## WHAT YOU WILL DO
Write the records below out again exactly as given, with no images.

## EXTRACTED DATA
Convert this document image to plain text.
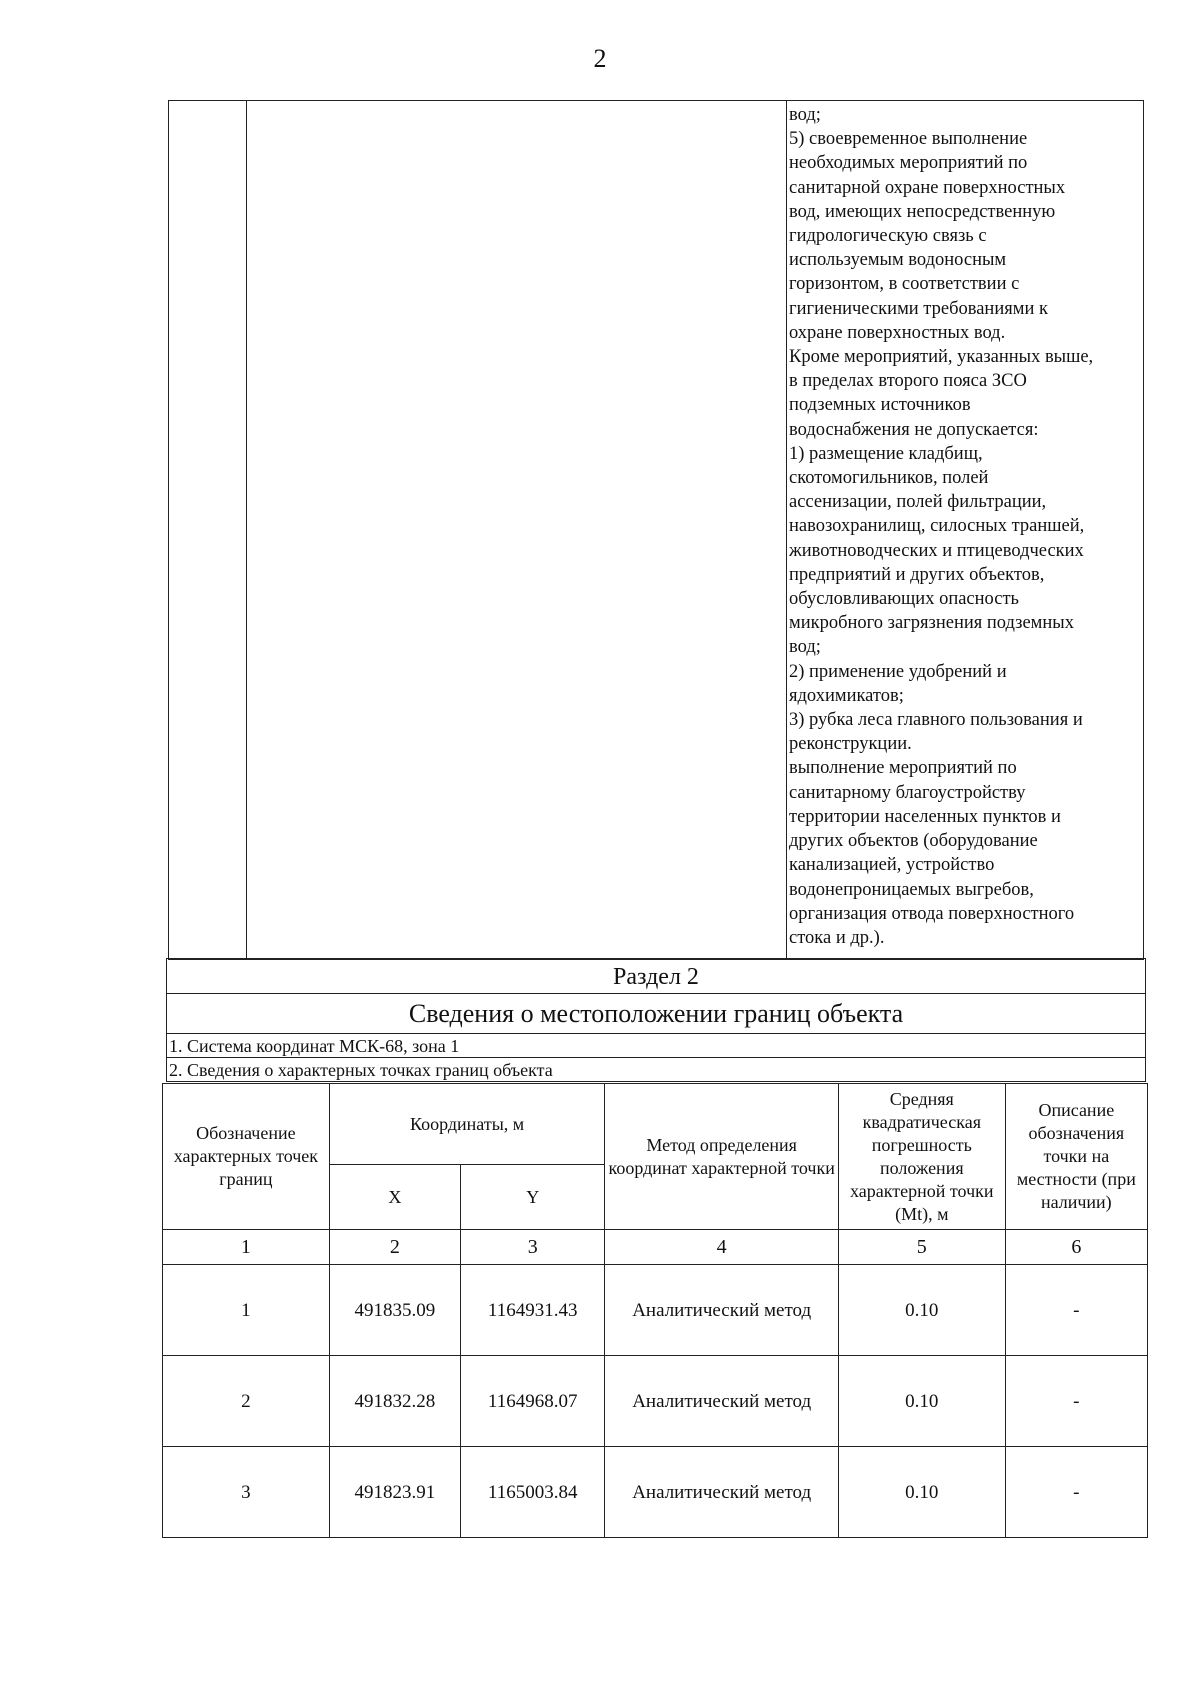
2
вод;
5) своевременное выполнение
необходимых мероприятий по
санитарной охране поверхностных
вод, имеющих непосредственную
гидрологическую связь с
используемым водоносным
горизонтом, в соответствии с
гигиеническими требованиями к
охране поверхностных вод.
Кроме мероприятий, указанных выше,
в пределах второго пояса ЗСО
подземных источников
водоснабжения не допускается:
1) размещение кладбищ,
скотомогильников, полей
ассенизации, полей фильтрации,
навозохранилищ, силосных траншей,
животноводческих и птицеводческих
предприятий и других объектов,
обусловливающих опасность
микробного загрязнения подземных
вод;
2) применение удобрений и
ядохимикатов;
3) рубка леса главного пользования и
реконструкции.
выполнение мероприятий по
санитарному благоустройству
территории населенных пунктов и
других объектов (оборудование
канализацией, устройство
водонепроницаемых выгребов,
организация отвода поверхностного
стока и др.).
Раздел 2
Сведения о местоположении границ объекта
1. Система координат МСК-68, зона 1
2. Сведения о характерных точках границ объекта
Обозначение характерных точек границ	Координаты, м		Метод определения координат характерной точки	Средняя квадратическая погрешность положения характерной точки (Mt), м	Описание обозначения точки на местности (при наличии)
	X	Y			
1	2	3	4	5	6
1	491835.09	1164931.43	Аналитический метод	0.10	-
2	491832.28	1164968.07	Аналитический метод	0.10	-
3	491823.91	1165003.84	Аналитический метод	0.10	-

## OUTPUT OF THE EXERCISE
Convert this document image to plain text.
2
вод;
5) своевременное выполнение
необходимых мероприятий по
санитарной охране поверхностных
вод, имеющих непосредственную
гидрологическую связь с
используемым водоносным
горизонтом, в соответствии с
гигиеническими требованиями к
охране поверхностных вод.
Кроме мероприятий, указанных выше,
в пределах второго пояса ЗСО
подземных источников
водоснабжения не допускается:
1) размещение кладбищ,
скотомогильников, полей
ассенизации, полей фильтрации,
навозохранилищ, силосных траншей,
животноводческих и птицеводческих
предприятий и других объектов,
обусловливающих опасность
микробного загрязнения подземных
вод;
2) применение удобрений и
ядохимикатов;
3) рубка леса главного пользования и
реконструкции.
выполнение мероприятий по
санитарному благоустройству
территории населенных пунктов и
других объектов (оборудование
канализацией, устройство
водонепроницаемых выгребов,
организация отвода поверхностного
стока и др.).
Раздел 2
Сведения о местоположении границ объекта
1. Система координат МСК-68, зона 1
2. Сведения о характерных точках границ объекта
Обозначение характерных точек границ	Координаты, м		Метод определения координат характерной точки	Средняя квадратическая погрешность положения характерной точки (Mt), м	Описание обозначения точки на местности (при наличии)
	X	Y			
1	2	3	4	5	6
1	491835.09	1164931.43	Аналитический метод	0.10	-
2	491832.28	1164968.07	Аналитический метод	0.10	-
3	491823.91	1165003.84	Аналитический метод	0.10	-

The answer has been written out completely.